Exercise description:
List every line in this data where the string "solution" occurs.

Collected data

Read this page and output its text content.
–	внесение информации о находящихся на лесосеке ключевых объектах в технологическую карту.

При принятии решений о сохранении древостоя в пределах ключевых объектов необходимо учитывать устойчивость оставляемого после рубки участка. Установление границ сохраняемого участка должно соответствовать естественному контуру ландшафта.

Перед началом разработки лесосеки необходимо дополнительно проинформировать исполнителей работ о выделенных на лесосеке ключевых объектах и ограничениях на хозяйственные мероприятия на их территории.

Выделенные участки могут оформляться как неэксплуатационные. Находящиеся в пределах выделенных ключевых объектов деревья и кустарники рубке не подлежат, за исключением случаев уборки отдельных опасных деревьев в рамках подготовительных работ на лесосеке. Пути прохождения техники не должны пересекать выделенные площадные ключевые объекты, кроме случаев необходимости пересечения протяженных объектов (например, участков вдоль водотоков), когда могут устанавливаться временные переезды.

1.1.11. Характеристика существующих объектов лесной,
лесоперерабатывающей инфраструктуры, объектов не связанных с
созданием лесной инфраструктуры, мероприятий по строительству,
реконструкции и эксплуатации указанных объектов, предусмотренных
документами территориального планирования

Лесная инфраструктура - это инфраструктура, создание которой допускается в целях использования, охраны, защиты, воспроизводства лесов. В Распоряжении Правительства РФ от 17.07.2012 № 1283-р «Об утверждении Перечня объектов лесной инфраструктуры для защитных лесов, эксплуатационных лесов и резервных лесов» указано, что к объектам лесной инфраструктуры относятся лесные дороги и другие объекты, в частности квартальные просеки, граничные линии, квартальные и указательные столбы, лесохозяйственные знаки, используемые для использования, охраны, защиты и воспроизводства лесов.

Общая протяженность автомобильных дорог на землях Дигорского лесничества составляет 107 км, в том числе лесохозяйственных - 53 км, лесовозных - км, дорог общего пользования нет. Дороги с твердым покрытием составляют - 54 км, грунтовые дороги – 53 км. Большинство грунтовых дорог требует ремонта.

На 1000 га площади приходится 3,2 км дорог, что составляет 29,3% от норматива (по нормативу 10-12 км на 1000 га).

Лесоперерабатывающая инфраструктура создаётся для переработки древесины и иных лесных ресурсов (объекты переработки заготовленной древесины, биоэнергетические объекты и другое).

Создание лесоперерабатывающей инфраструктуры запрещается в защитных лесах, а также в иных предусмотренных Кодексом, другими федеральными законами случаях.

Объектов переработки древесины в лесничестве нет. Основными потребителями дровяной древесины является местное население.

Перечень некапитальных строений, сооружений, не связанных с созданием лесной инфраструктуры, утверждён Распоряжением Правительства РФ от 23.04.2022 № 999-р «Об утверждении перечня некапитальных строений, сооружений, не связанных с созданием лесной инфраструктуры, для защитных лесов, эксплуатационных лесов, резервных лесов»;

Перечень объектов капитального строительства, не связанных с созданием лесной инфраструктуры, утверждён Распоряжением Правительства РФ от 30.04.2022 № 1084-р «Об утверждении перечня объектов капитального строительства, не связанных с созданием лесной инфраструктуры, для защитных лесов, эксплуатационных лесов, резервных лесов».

--

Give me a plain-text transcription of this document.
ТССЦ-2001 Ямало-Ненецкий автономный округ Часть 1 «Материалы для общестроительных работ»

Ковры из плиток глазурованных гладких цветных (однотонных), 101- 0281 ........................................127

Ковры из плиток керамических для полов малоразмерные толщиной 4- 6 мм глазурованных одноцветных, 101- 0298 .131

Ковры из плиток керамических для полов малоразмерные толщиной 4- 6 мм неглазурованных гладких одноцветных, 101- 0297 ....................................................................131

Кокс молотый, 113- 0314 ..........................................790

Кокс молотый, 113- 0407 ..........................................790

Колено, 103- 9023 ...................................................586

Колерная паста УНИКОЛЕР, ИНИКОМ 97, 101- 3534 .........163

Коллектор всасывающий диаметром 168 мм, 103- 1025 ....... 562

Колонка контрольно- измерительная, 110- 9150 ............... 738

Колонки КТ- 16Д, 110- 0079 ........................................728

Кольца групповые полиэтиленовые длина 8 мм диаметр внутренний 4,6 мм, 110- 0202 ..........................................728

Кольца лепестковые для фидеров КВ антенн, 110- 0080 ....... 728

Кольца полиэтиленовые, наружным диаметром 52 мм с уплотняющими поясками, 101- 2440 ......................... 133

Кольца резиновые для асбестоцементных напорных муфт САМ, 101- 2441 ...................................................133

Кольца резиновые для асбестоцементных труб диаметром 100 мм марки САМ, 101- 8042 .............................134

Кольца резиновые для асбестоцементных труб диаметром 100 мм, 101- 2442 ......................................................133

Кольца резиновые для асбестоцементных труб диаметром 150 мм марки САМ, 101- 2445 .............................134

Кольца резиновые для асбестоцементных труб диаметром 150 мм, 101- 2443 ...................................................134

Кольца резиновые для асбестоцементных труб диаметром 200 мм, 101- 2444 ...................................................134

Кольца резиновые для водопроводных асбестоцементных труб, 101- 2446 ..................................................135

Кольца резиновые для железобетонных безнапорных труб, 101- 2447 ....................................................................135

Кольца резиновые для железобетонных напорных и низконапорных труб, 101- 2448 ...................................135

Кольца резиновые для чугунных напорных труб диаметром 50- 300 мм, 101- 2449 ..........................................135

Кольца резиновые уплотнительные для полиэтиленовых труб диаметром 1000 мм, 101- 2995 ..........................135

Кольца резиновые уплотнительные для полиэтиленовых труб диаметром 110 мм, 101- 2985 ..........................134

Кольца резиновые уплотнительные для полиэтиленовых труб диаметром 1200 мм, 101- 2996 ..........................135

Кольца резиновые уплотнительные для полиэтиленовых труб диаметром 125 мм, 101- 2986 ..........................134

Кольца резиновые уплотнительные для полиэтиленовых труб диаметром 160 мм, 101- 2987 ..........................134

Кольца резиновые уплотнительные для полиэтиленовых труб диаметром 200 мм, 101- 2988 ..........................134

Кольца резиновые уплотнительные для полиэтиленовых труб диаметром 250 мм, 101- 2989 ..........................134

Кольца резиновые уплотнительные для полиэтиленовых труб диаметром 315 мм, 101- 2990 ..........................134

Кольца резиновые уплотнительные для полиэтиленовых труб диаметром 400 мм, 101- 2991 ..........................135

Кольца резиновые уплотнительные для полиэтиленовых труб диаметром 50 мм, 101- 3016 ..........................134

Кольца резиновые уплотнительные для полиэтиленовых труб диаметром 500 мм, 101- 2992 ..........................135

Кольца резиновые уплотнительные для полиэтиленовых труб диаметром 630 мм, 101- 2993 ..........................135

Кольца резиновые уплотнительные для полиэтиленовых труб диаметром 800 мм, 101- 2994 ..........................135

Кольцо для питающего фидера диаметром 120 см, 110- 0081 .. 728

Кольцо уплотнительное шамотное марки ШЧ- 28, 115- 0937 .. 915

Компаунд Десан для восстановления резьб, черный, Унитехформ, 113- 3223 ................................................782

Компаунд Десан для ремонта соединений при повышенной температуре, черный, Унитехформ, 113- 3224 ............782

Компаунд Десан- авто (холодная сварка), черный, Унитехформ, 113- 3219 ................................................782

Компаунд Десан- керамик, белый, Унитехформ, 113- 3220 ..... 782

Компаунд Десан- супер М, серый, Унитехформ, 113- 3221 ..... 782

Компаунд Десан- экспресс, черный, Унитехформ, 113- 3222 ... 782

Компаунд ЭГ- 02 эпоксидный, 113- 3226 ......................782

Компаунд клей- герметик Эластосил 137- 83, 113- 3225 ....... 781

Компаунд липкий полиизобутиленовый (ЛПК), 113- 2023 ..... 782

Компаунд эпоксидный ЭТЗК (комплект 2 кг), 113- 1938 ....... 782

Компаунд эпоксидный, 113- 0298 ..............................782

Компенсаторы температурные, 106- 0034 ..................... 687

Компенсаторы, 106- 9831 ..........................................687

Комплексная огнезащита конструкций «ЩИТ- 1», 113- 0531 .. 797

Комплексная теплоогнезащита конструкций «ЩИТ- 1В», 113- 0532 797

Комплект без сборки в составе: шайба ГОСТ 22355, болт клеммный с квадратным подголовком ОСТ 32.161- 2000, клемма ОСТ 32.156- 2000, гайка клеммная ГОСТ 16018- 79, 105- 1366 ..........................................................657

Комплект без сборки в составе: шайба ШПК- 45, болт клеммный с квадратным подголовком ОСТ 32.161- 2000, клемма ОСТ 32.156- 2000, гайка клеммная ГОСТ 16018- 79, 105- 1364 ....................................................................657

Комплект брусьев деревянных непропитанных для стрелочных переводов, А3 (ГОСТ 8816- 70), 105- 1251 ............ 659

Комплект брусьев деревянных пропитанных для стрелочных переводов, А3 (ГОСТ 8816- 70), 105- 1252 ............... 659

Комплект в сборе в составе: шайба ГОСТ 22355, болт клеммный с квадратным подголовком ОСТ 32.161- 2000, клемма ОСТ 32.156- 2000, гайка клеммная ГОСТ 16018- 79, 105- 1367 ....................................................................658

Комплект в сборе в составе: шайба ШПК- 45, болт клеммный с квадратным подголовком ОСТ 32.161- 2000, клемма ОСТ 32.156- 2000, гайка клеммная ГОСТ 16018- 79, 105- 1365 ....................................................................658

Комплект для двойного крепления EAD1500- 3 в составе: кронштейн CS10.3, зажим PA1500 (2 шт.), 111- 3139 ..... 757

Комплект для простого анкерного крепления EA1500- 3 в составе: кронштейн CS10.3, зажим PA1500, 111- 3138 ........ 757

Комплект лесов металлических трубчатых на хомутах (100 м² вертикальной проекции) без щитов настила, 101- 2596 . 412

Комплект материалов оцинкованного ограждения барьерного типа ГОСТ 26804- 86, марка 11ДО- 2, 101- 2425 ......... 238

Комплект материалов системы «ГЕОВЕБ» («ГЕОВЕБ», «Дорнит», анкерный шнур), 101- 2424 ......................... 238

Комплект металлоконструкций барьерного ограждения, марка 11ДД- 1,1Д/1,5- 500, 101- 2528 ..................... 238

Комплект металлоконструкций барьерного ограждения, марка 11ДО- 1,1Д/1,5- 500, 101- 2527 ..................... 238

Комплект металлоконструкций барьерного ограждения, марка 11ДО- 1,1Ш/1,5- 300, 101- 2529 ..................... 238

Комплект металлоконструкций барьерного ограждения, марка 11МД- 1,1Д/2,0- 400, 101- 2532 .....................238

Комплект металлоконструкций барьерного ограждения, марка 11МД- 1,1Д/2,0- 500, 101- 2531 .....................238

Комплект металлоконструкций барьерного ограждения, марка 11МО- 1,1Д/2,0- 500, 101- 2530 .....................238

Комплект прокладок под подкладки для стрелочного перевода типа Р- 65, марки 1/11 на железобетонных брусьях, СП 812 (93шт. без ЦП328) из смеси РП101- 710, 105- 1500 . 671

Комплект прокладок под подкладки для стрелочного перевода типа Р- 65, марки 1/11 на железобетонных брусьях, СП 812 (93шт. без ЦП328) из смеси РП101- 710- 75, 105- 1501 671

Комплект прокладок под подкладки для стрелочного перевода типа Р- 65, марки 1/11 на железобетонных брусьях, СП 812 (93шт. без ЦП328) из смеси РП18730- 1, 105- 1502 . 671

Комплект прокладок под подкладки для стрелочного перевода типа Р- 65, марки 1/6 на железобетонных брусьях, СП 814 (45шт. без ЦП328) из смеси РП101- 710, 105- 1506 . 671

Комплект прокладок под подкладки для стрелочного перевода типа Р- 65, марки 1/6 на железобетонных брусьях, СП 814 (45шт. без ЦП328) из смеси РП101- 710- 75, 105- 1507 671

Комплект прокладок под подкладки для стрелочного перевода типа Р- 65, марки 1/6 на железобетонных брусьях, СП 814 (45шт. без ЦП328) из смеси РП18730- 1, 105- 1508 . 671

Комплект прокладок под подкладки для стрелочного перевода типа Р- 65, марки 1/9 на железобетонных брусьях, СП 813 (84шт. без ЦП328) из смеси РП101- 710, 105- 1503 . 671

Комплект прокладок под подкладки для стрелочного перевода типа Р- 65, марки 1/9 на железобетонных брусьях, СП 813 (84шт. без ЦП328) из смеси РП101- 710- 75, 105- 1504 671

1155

--

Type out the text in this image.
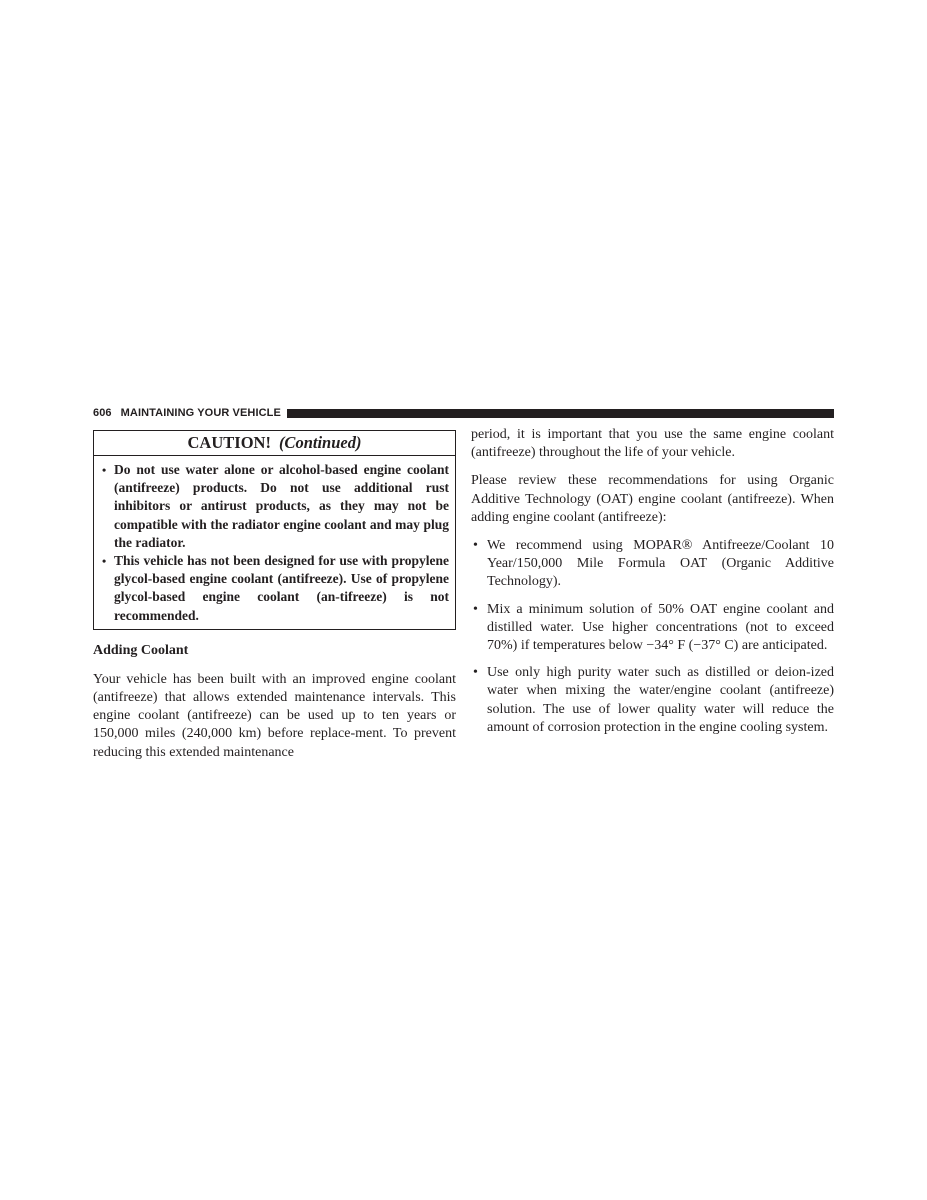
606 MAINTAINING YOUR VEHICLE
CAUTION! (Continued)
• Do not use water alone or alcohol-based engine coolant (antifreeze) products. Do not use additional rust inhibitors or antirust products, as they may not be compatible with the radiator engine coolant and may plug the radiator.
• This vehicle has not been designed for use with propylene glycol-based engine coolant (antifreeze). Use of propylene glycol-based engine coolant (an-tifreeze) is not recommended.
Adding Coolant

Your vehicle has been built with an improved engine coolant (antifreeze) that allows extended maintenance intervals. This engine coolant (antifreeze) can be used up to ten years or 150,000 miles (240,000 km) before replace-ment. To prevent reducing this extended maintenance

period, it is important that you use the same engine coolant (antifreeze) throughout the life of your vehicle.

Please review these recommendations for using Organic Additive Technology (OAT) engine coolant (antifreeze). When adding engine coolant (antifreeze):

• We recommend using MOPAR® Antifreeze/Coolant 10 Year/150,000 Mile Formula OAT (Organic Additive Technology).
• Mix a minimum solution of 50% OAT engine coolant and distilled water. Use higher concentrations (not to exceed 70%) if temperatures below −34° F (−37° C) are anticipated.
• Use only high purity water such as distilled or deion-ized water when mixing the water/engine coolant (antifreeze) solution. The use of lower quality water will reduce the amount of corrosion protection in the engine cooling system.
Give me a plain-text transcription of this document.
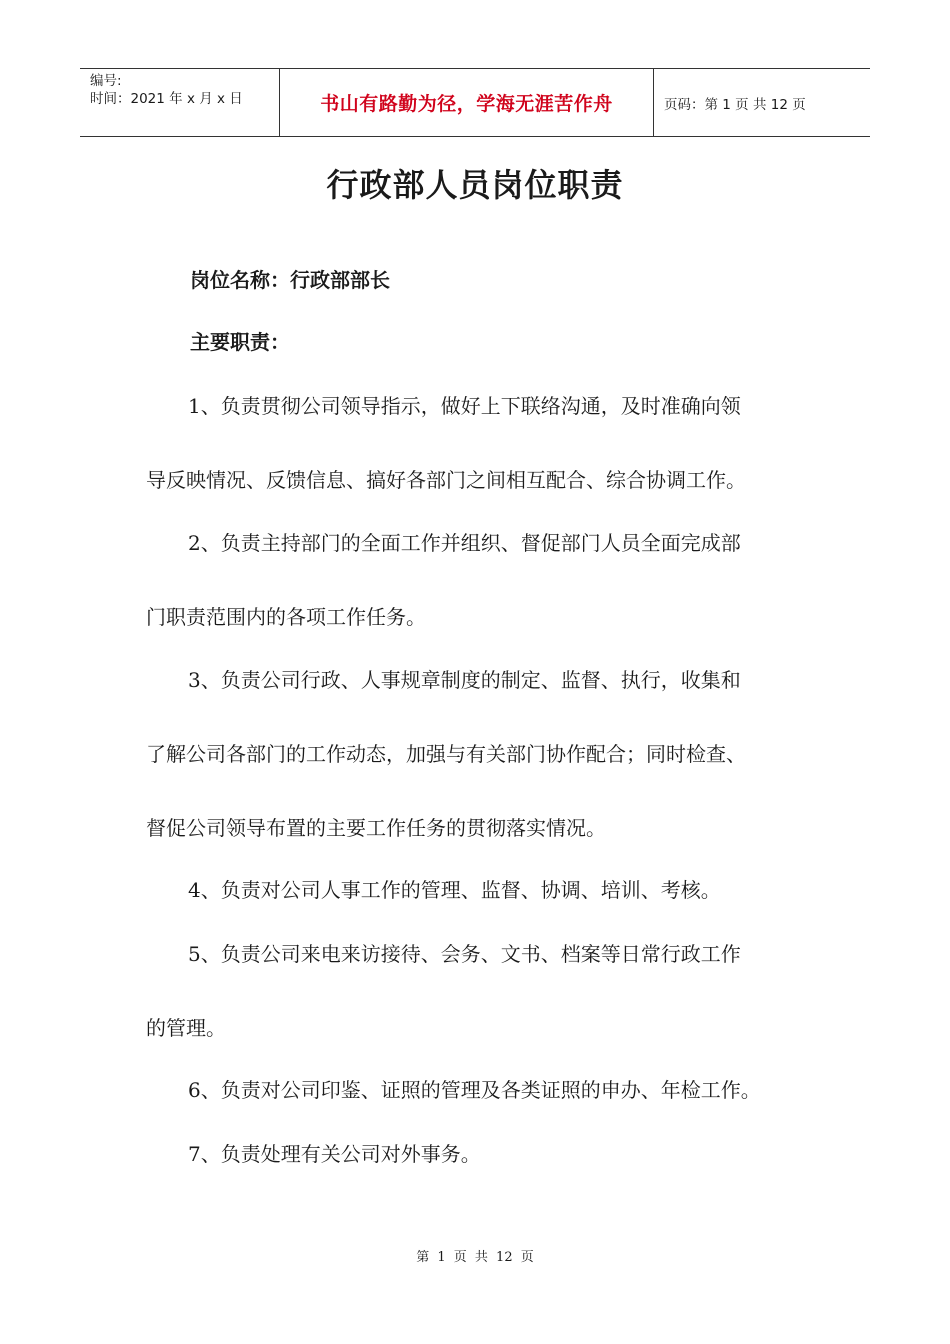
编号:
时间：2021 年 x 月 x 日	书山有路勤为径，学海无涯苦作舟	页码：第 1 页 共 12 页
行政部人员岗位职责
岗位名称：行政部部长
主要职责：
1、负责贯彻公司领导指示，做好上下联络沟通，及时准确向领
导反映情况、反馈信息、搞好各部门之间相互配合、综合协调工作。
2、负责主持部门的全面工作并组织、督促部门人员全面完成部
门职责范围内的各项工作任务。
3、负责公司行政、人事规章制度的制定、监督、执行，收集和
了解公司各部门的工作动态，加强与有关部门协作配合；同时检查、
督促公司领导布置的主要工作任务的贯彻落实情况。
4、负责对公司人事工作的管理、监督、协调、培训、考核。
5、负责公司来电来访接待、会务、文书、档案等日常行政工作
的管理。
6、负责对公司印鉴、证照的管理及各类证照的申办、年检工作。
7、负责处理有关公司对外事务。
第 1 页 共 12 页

Result:
• Mix a minimum solution of 50% OAT engine coolant and distilled water. Use higher concentrations (not to exceed 70%) if temperatures below −34° F (−37° C) are anticipated.
• Use only high purity water such as distilled or deion-ized water when mixing the water/engine coolant (antifreeze) solution. The use of lower quality water will reduce the amount of corrosion protection in the engine cooling system.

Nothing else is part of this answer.